**Exercise details**
Can you write out all the lines word for word, with no pictures?

Collection entries
## BEGIN
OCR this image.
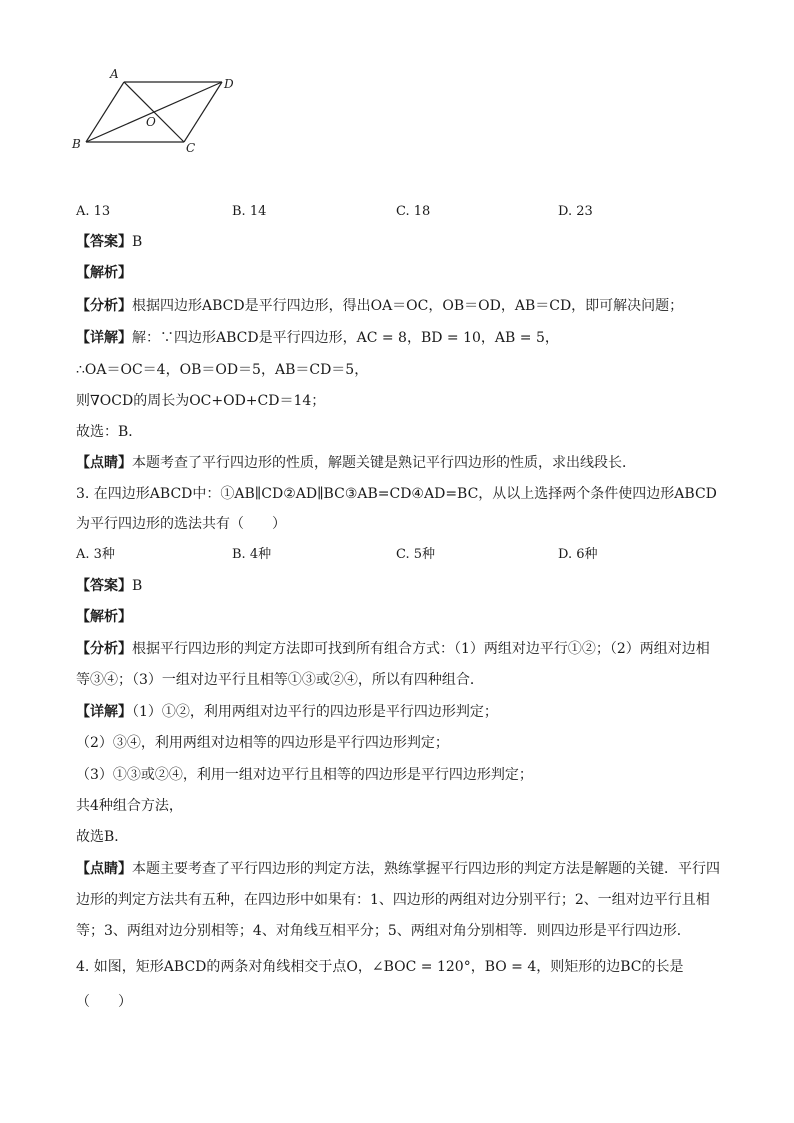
A
D
O
B	C
A. 13	B. 14	C. 18	D. 23
【答案】B
【解析】
【分析】根据四边形ABCD是平行四边形，得出OA＝OC，OB＝OD，AB＝CD，即可解决问题；
【详解】解：∵四边形ABCD是平行四边形，AC = 8，BD = 10，AB = 5，
∴OA＝OC＝4，OB＝OD＝5，AB＝CD＝5，
则∇OCD的周长为OC+OD+CD＝14；
故选：B．
【点睛】本题考查了平行四边形的性质，解题关键是熟记平行四边形的性质，求出线段长．
3. 在四边形ABCD中：①AB∥CD②AD∥BC③AB=CD④AD=BC，从以上选择两个条件使四边形ABCD
为平行四边形的选法共有（　　）
A. 3种	B. 4种	C. 5种	D. 6种
【答案】B
【解析】
【分析】根据平行四边形的判定方法即可找到所有组合方式：（1）两组对边平行①②；（2）两组对边相
等③④；（3）一组对边平行且相等①③或②④，所以有四种组合．
【详解】（1）①②，利用两组对边平行的四边形是平行四边形判定；
（2）③④，利用两组对边相等的四边形是平行四边形判定；
（3）①③或②④，利用一组对边平行且相等的四边形是平行四边形判定；
共4种组合方法，
故选B．
【点睛】本题主要考查了平行四边形的判定方法，熟练掌握平行四边形的判定方法是解题的关键．平行四
边形的判定方法共有五种，在四边形中如果有：1、四边形的两组对边分别平行；2、一组对边平行且相
等；3、两组对边分别相等；4、对角线互相平分；5、两组对角分别相等．则四边形是平行四边形．
4. 如图，矩形ABCD的两条对角线相交于点O，∠BOC = 120°，BO = 4，则矩形的边BC的长是
（　　）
## END
**Final result**
OCR this image.
A
D
O
B	C
A. 13	B. 14	C. 18	D. 23
【答案】B
【解析】
【分析】根据四边形ABCD是平行四边形，得出OA＝OC，OB＝OD，AB＝CD，即可解决问题；
【详解】解：∵四边形ABCD是平行四边形，AC = 8，BD = 10，AB = 5，
∴OA＝OC＝4，OB＝OD＝5，AB＝CD＝5，
则∇OCD的周长为OC+OD+CD＝14；
故选：B．
【点睛】本题考查了平行四边形的性质，解题关键是熟记平行四边形的性质，求出线段长．
3. 在四边形ABCD中：①AB∥CD②AD∥BC③AB=CD④AD=BC，从以上选择两个条件使四边形ABCD
为平行四边形的选法共有（　　）
A. 3种	B. 4种	C. 5种	D. 6种
【答案】B
【解析】
【分析】根据平行四边形的判定方法即可找到所有组合方式：（1）两组对边平行①②；（2）两组对边相
等③④；（3）一组对边平行且相等①③或②④，所以有四种组合．
【详解】（1）①②，利用两组对边平行的四边形是平行四边形判定；
（2）③④，利用两组对边相等的四边形是平行四边形判定；
（3）①③或②④，利用一组对边平行且相等的四边形是平行四边形判定；
共4种组合方法，
故选B．
【点睛】本题主要考查了平行四边形的判定方法，熟练掌握平行四边形的判定方法是解题的关键．平行四
边形的判定方法共有五种，在四边形中如果有：1、四边形的两组对边分别平行；2、一组对边平行且相
等；3、两组对边分别相等；4、对角线互相平分；5、两组对角分别相等．则四边形是平行四边形．
4. 如图，矩形ABCD的两条对角线相交于点O，∠BOC = 120°，BO = 4，则矩形的边BC的长是
（　　）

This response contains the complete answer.